## START Task inputs

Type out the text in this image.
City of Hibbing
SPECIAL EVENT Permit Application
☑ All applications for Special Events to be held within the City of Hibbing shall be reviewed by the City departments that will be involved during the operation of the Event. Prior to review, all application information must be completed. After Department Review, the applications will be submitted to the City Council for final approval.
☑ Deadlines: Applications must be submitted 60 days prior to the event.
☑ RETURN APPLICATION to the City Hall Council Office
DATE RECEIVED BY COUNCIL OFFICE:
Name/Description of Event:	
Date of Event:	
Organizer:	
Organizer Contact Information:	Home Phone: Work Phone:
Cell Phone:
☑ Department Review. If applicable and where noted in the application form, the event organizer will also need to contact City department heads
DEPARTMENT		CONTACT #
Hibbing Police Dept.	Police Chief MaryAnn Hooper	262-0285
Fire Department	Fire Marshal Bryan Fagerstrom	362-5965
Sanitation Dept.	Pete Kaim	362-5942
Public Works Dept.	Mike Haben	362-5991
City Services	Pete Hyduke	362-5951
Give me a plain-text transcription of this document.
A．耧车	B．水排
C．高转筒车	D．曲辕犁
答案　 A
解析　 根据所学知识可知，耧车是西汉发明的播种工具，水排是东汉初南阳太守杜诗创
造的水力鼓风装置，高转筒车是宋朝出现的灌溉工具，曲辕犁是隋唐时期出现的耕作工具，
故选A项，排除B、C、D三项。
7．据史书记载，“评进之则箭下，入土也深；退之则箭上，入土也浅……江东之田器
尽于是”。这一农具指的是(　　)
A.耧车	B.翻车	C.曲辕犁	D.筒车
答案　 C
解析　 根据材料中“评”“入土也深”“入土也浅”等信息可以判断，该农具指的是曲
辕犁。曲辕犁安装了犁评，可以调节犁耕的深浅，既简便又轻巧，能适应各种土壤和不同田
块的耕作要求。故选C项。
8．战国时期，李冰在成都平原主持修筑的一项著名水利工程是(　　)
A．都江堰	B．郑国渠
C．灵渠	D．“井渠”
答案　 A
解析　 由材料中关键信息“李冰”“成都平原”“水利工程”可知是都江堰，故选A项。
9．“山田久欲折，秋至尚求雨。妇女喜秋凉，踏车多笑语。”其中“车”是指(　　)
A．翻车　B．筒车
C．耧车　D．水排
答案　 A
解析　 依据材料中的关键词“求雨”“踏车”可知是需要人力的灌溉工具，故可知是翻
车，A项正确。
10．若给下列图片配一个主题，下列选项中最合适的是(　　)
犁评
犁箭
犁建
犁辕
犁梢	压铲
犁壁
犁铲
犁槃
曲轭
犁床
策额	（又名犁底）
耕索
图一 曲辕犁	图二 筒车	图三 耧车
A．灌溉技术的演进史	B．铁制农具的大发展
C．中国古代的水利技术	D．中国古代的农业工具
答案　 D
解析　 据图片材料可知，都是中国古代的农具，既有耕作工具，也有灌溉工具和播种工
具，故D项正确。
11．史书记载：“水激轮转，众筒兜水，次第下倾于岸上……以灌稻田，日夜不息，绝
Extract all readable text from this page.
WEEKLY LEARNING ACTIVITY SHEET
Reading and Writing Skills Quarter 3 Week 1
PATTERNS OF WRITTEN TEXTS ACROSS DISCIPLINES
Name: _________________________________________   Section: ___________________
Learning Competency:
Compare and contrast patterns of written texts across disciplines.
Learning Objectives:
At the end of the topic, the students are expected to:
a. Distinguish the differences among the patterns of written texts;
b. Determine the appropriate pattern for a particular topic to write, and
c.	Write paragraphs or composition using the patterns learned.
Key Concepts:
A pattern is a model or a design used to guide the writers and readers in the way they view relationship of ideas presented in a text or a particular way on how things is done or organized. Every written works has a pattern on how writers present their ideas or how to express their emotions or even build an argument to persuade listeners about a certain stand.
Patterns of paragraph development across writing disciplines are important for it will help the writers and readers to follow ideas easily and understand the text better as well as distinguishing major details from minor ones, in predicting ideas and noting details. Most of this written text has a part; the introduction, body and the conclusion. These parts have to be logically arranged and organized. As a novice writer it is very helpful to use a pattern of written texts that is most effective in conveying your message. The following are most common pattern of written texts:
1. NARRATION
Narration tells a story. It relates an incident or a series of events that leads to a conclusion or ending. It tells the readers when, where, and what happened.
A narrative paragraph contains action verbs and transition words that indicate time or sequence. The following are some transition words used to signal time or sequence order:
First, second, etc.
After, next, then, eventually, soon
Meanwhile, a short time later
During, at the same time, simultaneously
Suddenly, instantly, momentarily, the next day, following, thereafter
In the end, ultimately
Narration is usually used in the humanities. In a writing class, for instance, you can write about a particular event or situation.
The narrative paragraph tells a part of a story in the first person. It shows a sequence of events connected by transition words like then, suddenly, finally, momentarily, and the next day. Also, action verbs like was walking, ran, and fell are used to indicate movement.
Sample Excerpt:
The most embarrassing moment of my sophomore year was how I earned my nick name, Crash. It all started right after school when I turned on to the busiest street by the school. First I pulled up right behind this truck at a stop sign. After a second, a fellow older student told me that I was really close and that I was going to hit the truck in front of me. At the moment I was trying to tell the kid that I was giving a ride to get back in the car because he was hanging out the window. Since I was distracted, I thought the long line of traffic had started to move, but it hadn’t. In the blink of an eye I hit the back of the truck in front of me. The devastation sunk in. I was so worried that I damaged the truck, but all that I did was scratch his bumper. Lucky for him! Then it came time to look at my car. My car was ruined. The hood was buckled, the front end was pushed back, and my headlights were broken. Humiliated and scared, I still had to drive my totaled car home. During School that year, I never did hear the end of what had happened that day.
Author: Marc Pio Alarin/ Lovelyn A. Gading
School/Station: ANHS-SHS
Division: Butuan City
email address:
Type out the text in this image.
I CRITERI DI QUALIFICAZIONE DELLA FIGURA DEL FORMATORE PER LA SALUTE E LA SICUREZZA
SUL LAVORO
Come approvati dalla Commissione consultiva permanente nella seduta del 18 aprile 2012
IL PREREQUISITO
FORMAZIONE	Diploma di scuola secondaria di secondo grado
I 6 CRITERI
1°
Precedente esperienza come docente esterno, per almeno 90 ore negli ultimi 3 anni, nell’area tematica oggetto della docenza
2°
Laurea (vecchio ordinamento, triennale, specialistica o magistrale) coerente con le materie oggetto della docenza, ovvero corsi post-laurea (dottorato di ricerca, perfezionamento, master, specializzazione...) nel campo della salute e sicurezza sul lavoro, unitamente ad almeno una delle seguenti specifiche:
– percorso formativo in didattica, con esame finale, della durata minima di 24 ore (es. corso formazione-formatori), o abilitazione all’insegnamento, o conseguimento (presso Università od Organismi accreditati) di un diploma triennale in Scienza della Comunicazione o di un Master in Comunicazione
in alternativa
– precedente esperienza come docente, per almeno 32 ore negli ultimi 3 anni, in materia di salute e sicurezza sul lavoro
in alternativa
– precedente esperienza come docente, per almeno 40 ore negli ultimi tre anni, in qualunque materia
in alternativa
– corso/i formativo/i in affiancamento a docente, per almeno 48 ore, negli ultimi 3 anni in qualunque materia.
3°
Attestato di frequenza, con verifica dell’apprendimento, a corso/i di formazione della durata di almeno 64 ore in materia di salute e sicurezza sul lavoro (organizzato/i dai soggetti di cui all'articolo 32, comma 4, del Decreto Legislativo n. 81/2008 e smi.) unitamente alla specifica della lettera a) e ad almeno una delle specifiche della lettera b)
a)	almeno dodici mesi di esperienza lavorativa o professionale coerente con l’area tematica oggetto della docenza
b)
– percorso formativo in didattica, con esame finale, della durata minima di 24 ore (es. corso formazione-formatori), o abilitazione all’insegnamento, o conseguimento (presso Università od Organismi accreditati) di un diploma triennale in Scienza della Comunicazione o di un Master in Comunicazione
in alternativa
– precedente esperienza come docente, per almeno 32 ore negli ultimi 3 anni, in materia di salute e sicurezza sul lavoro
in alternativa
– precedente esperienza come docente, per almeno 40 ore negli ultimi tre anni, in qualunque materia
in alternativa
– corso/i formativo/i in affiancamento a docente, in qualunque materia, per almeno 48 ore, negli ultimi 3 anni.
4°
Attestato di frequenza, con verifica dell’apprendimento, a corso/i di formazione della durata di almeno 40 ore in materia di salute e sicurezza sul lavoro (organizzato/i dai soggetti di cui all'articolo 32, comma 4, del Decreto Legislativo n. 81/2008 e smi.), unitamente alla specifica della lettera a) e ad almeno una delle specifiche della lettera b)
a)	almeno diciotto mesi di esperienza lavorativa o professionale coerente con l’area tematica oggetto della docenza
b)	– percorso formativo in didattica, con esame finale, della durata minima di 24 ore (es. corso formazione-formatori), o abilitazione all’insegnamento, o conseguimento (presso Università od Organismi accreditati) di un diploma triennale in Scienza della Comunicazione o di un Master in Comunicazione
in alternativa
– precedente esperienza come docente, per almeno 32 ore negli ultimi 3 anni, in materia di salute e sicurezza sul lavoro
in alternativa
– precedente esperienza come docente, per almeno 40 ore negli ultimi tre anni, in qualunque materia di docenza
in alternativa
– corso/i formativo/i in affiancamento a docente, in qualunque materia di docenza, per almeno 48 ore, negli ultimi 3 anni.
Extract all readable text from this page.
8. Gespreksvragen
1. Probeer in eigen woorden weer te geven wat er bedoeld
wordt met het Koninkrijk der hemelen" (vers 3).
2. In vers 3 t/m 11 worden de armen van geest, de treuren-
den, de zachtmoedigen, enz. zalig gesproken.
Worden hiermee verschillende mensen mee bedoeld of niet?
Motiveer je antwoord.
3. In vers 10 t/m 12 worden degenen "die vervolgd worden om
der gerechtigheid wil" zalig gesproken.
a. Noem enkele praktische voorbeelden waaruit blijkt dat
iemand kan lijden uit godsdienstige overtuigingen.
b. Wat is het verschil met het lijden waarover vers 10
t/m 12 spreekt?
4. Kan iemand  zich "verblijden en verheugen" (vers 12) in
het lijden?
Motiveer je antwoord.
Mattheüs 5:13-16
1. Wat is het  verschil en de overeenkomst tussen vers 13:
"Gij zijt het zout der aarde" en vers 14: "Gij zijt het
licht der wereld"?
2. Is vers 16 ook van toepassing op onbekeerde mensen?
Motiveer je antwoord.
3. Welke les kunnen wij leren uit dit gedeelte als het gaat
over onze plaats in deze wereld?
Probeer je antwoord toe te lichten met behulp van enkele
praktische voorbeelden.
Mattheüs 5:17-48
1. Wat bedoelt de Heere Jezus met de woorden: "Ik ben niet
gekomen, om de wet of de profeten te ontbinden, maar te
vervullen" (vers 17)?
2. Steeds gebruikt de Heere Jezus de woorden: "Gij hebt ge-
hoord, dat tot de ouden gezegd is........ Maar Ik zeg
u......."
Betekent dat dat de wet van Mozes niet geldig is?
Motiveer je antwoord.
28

## END Task inputs

**Your instructions:**
Gather each line from the listing above that holds "topic".

**Completed exercise:**
At the end of the topic, the students are expected to:
b. Determine the appropriate pattern for a particular topic to write, and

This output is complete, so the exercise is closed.